>> BEGIN RECORDS SHOWN

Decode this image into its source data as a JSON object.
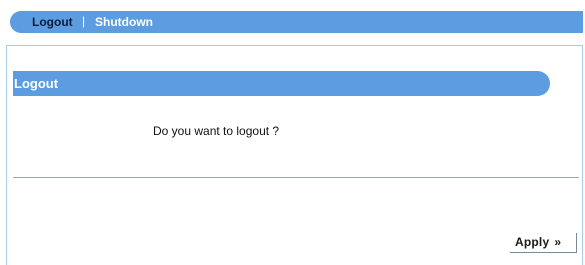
{
  "tabs": {
    "logout": "Logout",
    "separator": "|",
    "shutdown": "Shutdown"
  },
  "section": {
    "title": "Logout",
    "prompt": "Do you want to logout ?"
  },
  "actions": {
    "apply_label": "Apply",
    "apply_chevron": "»"
  },
  "colors": {
    "accent": "#5b9de0",
    "panel_border": "#a9cde7"
  }
}
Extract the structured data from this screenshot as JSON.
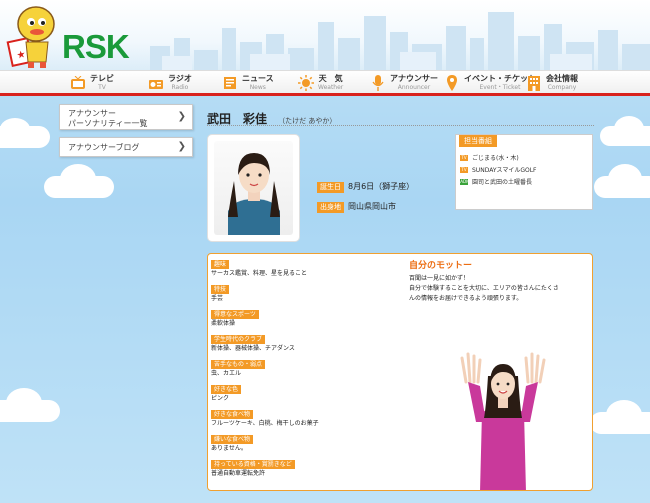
{
  "brand": {
    "logo_text": "RSK",
    "accent": "#d9221c",
    "logo_color": "#1a9a3a",
    "orange": "#f39a26"
  },
  "nav": [
    {
      "jp": "テレビ",
      "en": "TV",
      "icon": "tv-icon"
    },
    {
      "jp": "ラジオ",
      "en": "Radio",
      "icon": "radio-icon"
    },
    {
      "jp": "ニュース",
      "en": "News",
      "icon": "news-icon"
    },
    {
      "jp": "天　気",
      "en": "Weather",
      "icon": "sun-icon"
    },
    {
      "jp": "アナウンサー",
      "en": "Announcer",
      "icon": "microphone-icon"
    },
    {
      "jp": "イベント・チケット",
      "en": "Event・Ticket",
      "icon": "pin-icon"
    },
    {
      "jp": "会社情報",
      "en": "Company",
      "icon": "building-icon"
    }
  ],
  "sidebar": [
    {
      "label_line1": "アナウンサー",
      "label_line2": "パーソナリティー一覧"
    },
    {
      "label_line1": "アナウンサーブログ",
      "label_line2": ""
    }
  ],
  "profile": {
    "name": "武田　彩佳",
    "kana": "（たけだ あやか）",
    "birthday_label": "誕生日",
    "birthday": "8月6日（獅子座）",
    "hometown_label": "出身地",
    "hometown": "岡山県岡山市"
  },
  "programs": {
    "title": "担当番組",
    "items": [
      {
        "text": "ごじまる(水・木)",
        "mark": "TV",
        "color": "#f39a26"
      },
      {
        "text": "SUNDAYスマイルGOLF",
        "mark": "TV",
        "color": "#f39a26"
      },
      {
        "text": "園司と武田の土曜番長",
        "mark": "RADIO",
        "color": "#3aa33a"
      }
    ]
  },
  "details": [
    {
      "q": "趣味",
      "a": "サーカス鑑賞、料理、星を見ること"
    },
    {
      "q": "特技",
      "a": "手芸"
    },
    {
      "q": "得意なスポーツ",
      "a": "柔軟体操"
    },
    {
      "q": "学生時代のクラブ",
      "a": "新体操、器械体操、チアダンス"
    },
    {
      "q": "苦手なもの・弱点",
      "a": "虫、カエル"
    },
    {
      "q": "好きな色",
      "a": "ピンク"
    },
    {
      "q": "好きな食べ物",
      "a": "フルーツケーキ、白桃、梅干しのお菓子"
    },
    {
      "q": "嫌いな食べ物",
      "a": "ありません。"
    },
    {
      "q": "持っている資格・賞罰きなど",
      "a": "普通自動車運転免許"
    }
  ],
  "motto": {
    "title": "自分のモットー",
    "lines": [
      "百聞は一見に如かず！",
      "自分で体験することを大切に、エリアの皆さんにたくさ",
      "んの情報をお届けできるよう頑張ります。"
    ]
  }
}
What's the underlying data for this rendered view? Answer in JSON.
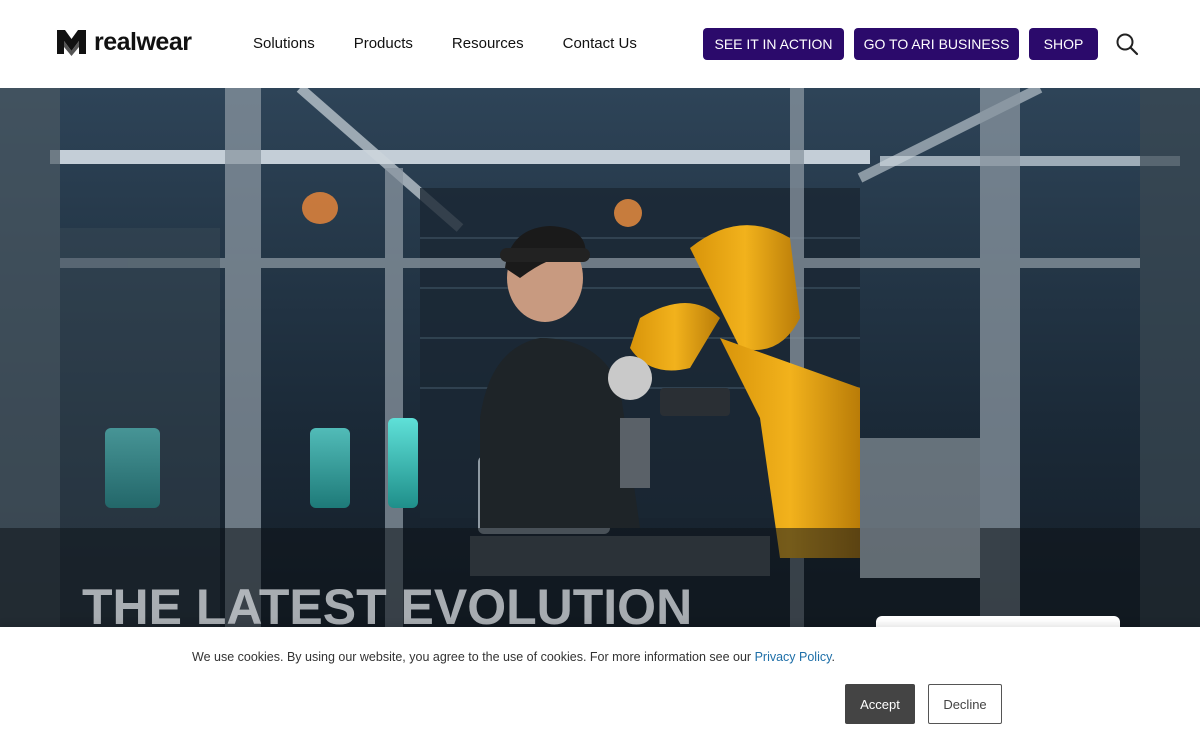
{
  "brand": {
    "name": "realwear"
  },
  "nav": {
    "items": [
      {
        "label": "Solutions"
      },
      {
        "label": "Products"
      },
      {
        "label": "Resources"
      },
      {
        "label": "Contact Us"
      }
    ]
  },
  "cta": {
    "see_it": "SEE IT IN ACTION",
    "ari": "GO TO ARI BUSINESS",
    "shop": "SHOP"
  },
  "icons": {
    "search": "search-icon",
    "logo": "realwear-logo-icon"
  },
  "hero": {
    "title": "THE LATEST EVOLUTION"
  },
  "cookie": {
    "text": "We use cookies. By using our website, you agree to the use of cookies. For more information see our ",
    "link": "Privacy Policy",
    "period": ".",
    "accept": "Accept",
    "decline": "Decline"
  },
  "colors": {
    "brand_purple": "#2b0a6b",
    "accept_bg": "#444444",
    "link": "#1e6fa8"
  }
}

>> END RECORDS SHOWN

**DIRECTIONS FOR THIS TASK**
Print the full listing exactly, dropping the pictures.

**CORRECT ANSWER**
Decode this image into its source data as a JSON object.
{
  "tabs": {
    "logout": "Logout",
    "separator": "|",
    "shutdown": "Shutdown"
  },
  "section": {
    "title": "Logout",
    "prompt": "Do you want to logout ?"
  },
  "actions": {
    "apply_label": "Apply",
    "apply_chevron": "»"
  },
  "colors": {
    "accent": "#5b9de0",
    "panel_border": "#a9cde7"
  }
}
Extract the structured data from this screenshot as JSON.
{
  "brand": {
    "logo_text": "RSK",
    "accent": "#d9221c",
    "logo_color": "#1a9a3a",
    "orange": "#f39a26"
  },
  "nav": [
    {
      "jp": "テレビ",
      "en": "TV",
      "icon": "tv-icon"
    },
    {
      "jp": "ラジオ",
      "en": "Radio",
      "icon": "radio-icon"
    },
    {
      "jp": "ニュース",
      "en": "News",
      "icon": "news-icon"
    },
    {
      "jp": "天　気",
      "en": "Weather",
      "icon": "sun-icon"
    },
    {
      "jp": "アナウンサー",
      "en": "Announcer",
      "icon": "microphone-icon"
    },
    {
      "jp": "イベント・チケット",
      "en": "Event・Ticket",
      "icon": "pin-icon"
    },
    {
      "jp": "会社情報",
      "en": "Company",
      "icon": "building-icon"
    }
  ],
  "sidebar": [
    {
      "label_line1": "アナウンサー",
      "label_line2": "パーソナリティー一覧"
    },
    {
      "label_line1": "アナウンサーブログ",
      "label_line2": ""
    }
  ],
  "profile": {
    "name": "武田　彩佳",
    "kana": "（たけだ あやか）",
    "birthday_label": "誕生日",
    "birthday": "8月6日（獅子座）",
    "hometown_label": "出身地",
    "hometown": "岡山県岡山市"
  },
  "programs": {
    "title": "担当番組",
    "items": [
      {
        "text": "ごじまる(水・木)",
        "mark": "TV",
        "color": "#f39a26"
      },
      {
        "text": "SUNDAYスマイルGOLF",
        "mark": "TV",
        "color": "#f39a26"
      },
      {
        "text": "園司と武田の土曜番長",
        "mark": "RADIO",
        "color": "#3aa33a"
      }
    ]
  },
  "details": [
    {
      "q": "趣味",
      "a": "サーカス鑑賞、料理、星を見ること"
    },
    {
      "q": "特技",
      "a": "手芸"
    },
    {
      "q": "得意なスポーツ",
      "a": "柔軟体操"
    },
    {
      "q": "学生時代のクラブ",
      "a": "新体操、器械体操、チアダンス"
    },
    {
      "q": "苦手なもの・弱点",
      "a": "虫、カエル"
    },
    {
      "q": "好きな色",
      "a": "ピンク"
    },
    {
      "q": "好きな食べ物",
      "a": "フルーツケーキ、白桃、梅干しのお菓子"
    },
    {
      "q": "嫌いな食べ物",
      "a": "ありません。"
    },
    {
      "q": "持っている資格・賞罰きなど",
      "a": "普通自動車運転免許"
    }
  ],
  "motto": {
    "title": "自分のモットー",
    "lines": [
      "百聞は一見に如かず！",
      "自分で体験することを大切に、エリアの皆さんにたくさ",
      "んの情報をお届けできるよう頑張ります。"
    ]
  }
}
What's the underlying data for this rendered view? Answer in JSON.
{
  "brand": {
    "name": "realwear"
  },
  "nav": {
    "items": [
      {
        "label": "Solutions"
      },
      {
        "label": "Products"
      },
      {
        "label": "Resources"
      },
      {
        "label": "Contact Us"
      }
    ]
  },
  "cta": {
    "see_it": "SEE IT IN ACTION",
    "ari": "GO TO ARI BUSINESS",
    "shop": "SHOP"
  },
  "icons": {
    "search": "search-icon",
    "logo": "realwear-logo-icon"
  },
  "hero": {
    "title": "THE LATEST EVOLUTION"
  },
  "cookie": {
    "text": "We use cookies. By using our website, you agree to the use of cookies. For more information see our ",
    "link": "Privacy Policy",
    "period": ".",
    "accept": "Accept",
    "decline": "Decline"
  },
  "colors": {
    "brand_purple": "#2b0a6b",
    "accept_bg": "#444444",
    "link": "#1e6fa8"
  }
}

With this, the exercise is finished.